### TASK PROMPT:
Wherever the string "their" occurs in a line of these records, report that line.

┌────────

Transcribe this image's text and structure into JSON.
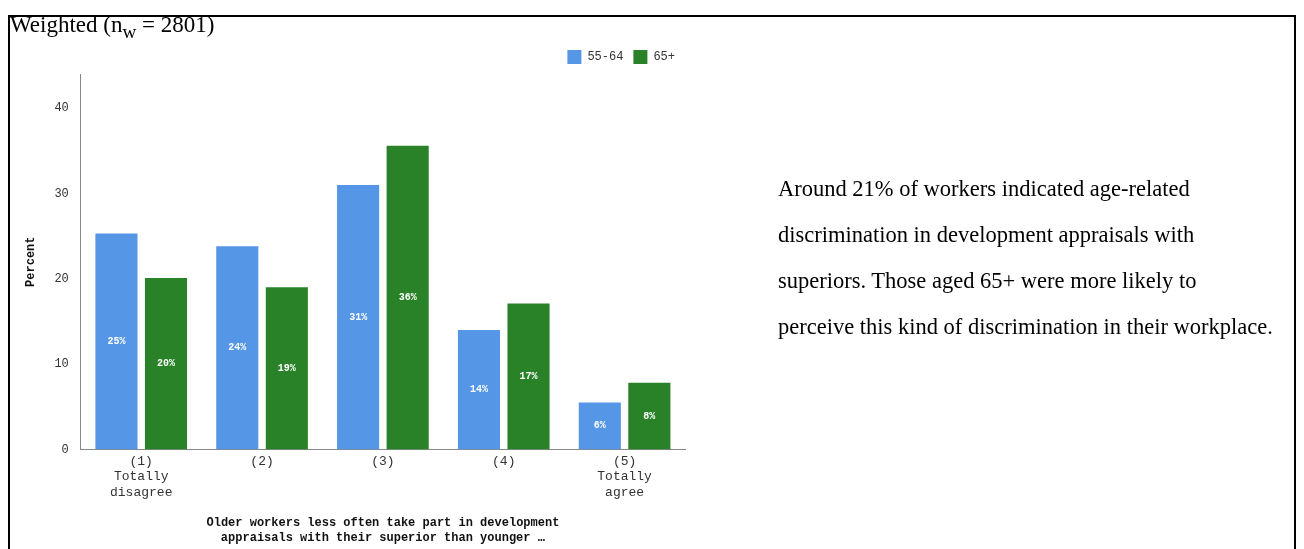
{
  "chart_data": {
    "type": "bar",
    "title": "Weighted (n$_{w}$ = 2801)",
    "categories": [
      "(1)\nTotally\ndisagree",
      "(2)",
      "(3)",
      "(4)",
      "(5)\nTotally\nagree"
    ],
    "series": [
      {
        "name": "55-64",
        "color": "#5596e6",
        "values": [
          25.3,
          23.8,
          31.0,
          14.0,
          5.5
        ],
        "value_labels": [
          "25%",
          "24%",
          "31%",
          "14%",
          "6%"
        ]
      },
      {
        "name": "65+",
        "color": "#2a8228",
        "values": [
          20.1,
          19.0,
          35.6,
          17.1,
          7.8
        ],
        "value_labels": [
          "20%",
          "19%",
          "36%",
          "17%",
          "8%"
        ]
      }
    ],
    "xlabel": "Older workers less often take part in development appraisals with their superior than younger …",
    "ylabel": "Percent",
    "ylim": [
      0,
      44
    ],
    "yticks": [
      0,
      10,
      20,
      30,
      40
    ],
    "grid": false,
    "legend": "top right",
    "annotations": [
      "Around 21% of workers indicated age-related discrimination in development appraisals with superiors. Those aged 65+ were more likely to perceive this kind of discrimination in their workplace."
    ]
  }
}
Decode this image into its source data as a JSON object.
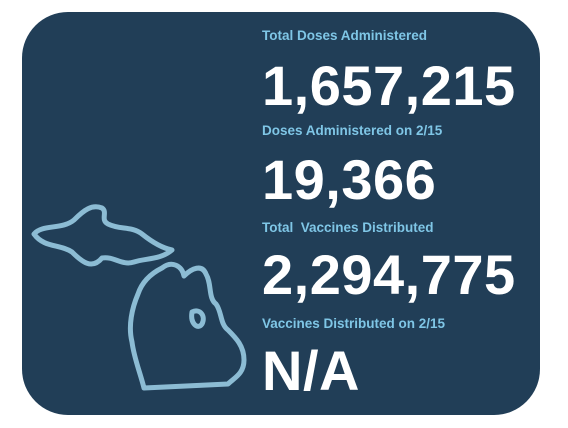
{
  "stats": [
    {
      "label": "Total Doses Administered",
      "value": "1,657,215"
    },
    {
      "label": "Doses Administered on 2/15",
      "value": "19,366"
    },
    {
      "label": "Total  Vaccines Distributed",
      "value": "2,294,775"
    },
    {
      "label": "Vaccines Distributed on 2/15",
      "value": "N/A"
    }
  ]
}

└────────

### ANSWER FOR THIS EXERCISE:
    "xlabel": "Older workers less often take part in development appraisals with their superior than younger …",
      "Around 21% of workers indicated age-related discrimination in development appraisals with superiors. Those aged 65+ were more likely to perceive this kind of discrimination in their workplace."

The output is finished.